(Stored data entries)
---+---
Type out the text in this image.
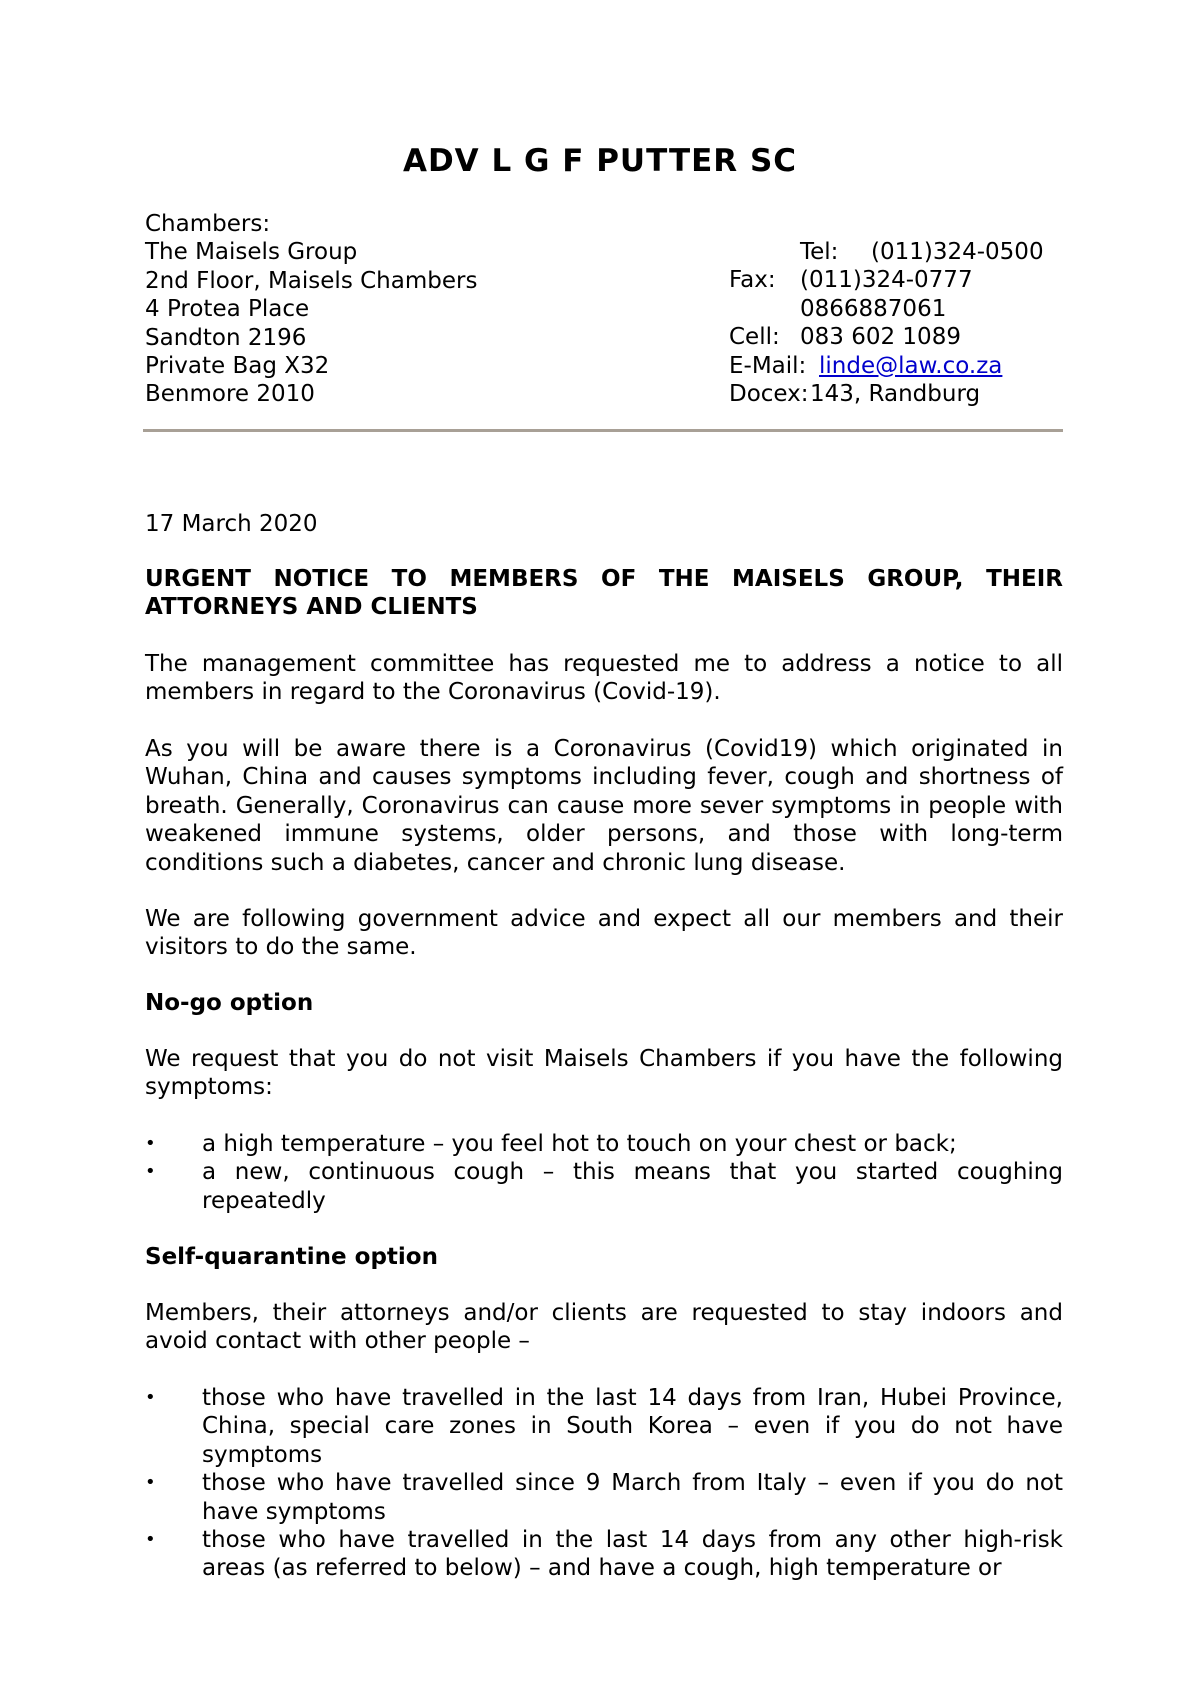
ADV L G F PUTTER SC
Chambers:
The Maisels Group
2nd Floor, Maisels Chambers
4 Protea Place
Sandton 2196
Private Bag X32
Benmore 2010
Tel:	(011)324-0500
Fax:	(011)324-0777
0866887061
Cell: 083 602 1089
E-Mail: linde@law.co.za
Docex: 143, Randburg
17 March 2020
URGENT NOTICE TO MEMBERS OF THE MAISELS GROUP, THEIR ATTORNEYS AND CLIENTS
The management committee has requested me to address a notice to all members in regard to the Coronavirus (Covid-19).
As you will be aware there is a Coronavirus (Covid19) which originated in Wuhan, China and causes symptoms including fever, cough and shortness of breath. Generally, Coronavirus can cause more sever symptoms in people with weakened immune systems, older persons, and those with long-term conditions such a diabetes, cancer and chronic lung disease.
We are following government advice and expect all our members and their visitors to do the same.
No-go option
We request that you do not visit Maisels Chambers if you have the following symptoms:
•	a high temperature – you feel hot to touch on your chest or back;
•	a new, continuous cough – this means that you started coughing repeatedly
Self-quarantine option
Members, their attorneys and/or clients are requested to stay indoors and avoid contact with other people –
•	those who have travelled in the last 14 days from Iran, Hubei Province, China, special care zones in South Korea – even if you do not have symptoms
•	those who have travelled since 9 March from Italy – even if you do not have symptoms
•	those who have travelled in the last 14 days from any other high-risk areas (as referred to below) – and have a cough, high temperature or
---+---
Omit all images when repeating the data above exactly.

== Task response ==
Type out the text in this image.
ADV L G F PUTTER SC
Chambers:
The Maisels Group
2nd Floor, Maisels Chambers
4 Protea Place
Sandton 2196
Private Bag X32
Benmore 2010
Tel:	(011)324-0500
Fax:	(011)324-0777
0866887061
Cell: 083 602 1089
E-Mail: linde@law.co.za
Docex: 143, Randburg
17 March 2020
URGENT NOTICE TO MEMBERS OF THE MAISELS GROUP, THEIR ATTORNEYS AND CLIENTS
The management committee has requested me to address a notice to all members in regard to the Coronavirus (Covid-19).
As you will be aware there is a Coronavirus (Covid19) which originated in Wuhan, China and causes symptoms including fever, cough and shortness of breath. Generally, Coronavirus can cause more sever symptoms in people with weakened immune systems, older persons, and those with long-term conditions such a diabetes, cancer and chronic lung disease.
We are following government advice and expect all our members and their visitors to do the same.
No-go option
We request that you do not visit Maisels Chambers if you have the following symptoms:
•	a high temperature – you feel hot to touch on your chest or back;
•	a new, continuous cough – this means that you started coughing repeatedly
Self-quarantine option
Members, their attorneys and/or clients are requested to stay indoors and avoid contact with other people –
•	those who have travelled in the last 14 days from Iran, Hubei Province, China, special care zones in South Korea – even if you do not have symptoms
•	those who have travelled since 9 March from Italy – even if you do not have symptoms
•	those who have travelled in the last 14 days from any other high-risk areas (as referred to below) – and have a cough, high temperature or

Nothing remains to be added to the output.